§ **Material for the task**:
--- BEGIN ---

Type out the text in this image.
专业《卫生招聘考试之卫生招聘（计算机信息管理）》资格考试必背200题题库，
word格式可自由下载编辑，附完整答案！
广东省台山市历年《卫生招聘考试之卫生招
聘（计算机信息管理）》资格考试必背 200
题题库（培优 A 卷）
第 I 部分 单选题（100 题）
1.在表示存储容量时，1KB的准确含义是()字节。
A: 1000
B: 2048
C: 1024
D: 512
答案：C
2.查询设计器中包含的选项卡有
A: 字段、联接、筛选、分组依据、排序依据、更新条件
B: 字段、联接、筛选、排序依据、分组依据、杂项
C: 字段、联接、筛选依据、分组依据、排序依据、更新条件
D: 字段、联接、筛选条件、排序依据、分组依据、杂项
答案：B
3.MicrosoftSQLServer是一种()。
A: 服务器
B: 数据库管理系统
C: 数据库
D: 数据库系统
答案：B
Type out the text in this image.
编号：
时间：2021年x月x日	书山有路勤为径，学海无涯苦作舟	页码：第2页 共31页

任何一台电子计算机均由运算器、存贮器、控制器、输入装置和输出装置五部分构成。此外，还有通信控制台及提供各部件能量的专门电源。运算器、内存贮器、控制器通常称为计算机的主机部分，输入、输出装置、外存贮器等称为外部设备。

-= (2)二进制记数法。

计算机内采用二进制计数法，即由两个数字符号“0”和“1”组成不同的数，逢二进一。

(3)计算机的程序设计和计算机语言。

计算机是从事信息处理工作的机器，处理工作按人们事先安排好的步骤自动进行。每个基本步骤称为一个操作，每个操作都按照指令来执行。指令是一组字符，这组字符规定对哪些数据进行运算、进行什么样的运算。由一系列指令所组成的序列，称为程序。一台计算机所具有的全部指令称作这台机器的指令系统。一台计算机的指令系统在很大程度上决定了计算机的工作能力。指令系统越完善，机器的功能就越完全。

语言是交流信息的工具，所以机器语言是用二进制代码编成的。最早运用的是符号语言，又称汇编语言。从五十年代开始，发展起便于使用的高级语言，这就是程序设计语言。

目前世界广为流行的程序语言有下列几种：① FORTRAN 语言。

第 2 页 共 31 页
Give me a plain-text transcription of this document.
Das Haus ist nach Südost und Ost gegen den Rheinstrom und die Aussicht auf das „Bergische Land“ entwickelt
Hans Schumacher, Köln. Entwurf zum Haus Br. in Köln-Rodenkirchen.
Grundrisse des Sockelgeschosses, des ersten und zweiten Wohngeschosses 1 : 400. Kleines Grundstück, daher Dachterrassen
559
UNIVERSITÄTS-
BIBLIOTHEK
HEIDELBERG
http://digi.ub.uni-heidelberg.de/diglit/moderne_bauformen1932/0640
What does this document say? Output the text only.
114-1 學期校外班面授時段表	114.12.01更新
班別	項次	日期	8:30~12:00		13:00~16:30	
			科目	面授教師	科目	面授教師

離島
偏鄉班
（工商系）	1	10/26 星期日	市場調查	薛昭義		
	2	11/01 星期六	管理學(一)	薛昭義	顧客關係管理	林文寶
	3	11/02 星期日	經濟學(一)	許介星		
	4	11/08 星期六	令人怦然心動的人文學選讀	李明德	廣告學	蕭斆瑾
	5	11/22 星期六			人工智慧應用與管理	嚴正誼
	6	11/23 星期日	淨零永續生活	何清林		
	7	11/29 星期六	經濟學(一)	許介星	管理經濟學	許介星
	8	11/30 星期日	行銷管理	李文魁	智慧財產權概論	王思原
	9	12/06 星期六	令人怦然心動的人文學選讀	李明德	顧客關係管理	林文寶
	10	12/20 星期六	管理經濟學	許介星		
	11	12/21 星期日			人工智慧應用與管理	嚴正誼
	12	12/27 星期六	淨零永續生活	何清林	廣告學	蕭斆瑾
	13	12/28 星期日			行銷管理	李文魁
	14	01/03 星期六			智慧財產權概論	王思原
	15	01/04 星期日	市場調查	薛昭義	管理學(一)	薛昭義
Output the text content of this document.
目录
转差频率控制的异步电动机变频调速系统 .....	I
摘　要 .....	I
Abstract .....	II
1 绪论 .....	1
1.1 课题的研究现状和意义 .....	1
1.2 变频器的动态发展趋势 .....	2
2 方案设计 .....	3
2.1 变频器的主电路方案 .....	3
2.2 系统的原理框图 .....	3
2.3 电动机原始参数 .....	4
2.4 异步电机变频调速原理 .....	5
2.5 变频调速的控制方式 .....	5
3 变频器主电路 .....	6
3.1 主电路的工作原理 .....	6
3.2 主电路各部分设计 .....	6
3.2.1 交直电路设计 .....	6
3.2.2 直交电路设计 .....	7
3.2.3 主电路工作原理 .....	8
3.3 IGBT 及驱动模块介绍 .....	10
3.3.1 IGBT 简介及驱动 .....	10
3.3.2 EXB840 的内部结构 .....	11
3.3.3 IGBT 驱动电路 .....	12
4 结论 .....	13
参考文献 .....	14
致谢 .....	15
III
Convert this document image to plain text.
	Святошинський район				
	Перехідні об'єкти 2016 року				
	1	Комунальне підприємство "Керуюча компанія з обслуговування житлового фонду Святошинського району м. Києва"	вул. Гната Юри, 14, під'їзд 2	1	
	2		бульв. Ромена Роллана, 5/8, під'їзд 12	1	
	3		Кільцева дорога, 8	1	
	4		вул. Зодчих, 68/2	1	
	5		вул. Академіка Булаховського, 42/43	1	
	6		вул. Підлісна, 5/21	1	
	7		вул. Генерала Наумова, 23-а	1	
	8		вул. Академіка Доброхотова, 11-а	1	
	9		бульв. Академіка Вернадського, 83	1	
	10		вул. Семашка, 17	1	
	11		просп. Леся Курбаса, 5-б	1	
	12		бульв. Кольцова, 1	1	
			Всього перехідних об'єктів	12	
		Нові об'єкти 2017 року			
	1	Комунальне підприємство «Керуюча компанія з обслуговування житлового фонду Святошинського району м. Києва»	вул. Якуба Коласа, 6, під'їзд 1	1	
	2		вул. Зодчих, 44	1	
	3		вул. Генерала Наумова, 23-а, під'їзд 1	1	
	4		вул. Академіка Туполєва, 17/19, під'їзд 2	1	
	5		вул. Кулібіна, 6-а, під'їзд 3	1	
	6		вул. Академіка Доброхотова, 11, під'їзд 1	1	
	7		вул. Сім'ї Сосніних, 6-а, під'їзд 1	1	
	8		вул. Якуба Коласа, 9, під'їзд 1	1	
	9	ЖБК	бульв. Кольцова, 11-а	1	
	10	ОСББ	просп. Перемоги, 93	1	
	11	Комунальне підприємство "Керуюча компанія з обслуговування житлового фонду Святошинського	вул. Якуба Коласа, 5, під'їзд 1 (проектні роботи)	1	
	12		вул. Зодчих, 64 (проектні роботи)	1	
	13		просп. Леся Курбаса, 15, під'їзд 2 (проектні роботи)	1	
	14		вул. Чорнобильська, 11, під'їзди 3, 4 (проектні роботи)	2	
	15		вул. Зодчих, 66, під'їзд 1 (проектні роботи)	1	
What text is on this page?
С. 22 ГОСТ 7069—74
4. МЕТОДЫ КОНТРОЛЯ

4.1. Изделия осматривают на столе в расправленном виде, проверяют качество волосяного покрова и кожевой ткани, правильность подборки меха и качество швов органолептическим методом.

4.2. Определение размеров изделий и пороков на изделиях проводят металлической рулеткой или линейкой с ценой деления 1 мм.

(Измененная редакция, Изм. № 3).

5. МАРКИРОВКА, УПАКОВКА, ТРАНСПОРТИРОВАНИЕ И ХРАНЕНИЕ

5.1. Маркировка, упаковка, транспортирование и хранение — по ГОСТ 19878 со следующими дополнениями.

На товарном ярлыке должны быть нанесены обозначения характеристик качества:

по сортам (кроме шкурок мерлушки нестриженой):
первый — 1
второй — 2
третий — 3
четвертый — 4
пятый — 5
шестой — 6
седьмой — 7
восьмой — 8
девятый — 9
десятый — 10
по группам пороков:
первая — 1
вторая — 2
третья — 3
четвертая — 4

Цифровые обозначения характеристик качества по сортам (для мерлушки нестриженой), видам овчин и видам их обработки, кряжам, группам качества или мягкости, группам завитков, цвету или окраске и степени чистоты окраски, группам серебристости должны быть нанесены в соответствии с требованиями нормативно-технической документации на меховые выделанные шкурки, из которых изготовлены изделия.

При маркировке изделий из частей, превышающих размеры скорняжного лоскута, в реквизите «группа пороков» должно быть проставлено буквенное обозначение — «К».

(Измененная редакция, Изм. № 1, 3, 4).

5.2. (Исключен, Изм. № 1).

--- END ---

§ **Task requirements**:
Locate each line with the word "人工智慧應用與管理" and copy it.

§ **Answer in full**:
	5	11/22 星期六			人工智慧應用與管理	嚴正誼
	11	12/21 星期日			人工智慧應用與管理	嚴正誼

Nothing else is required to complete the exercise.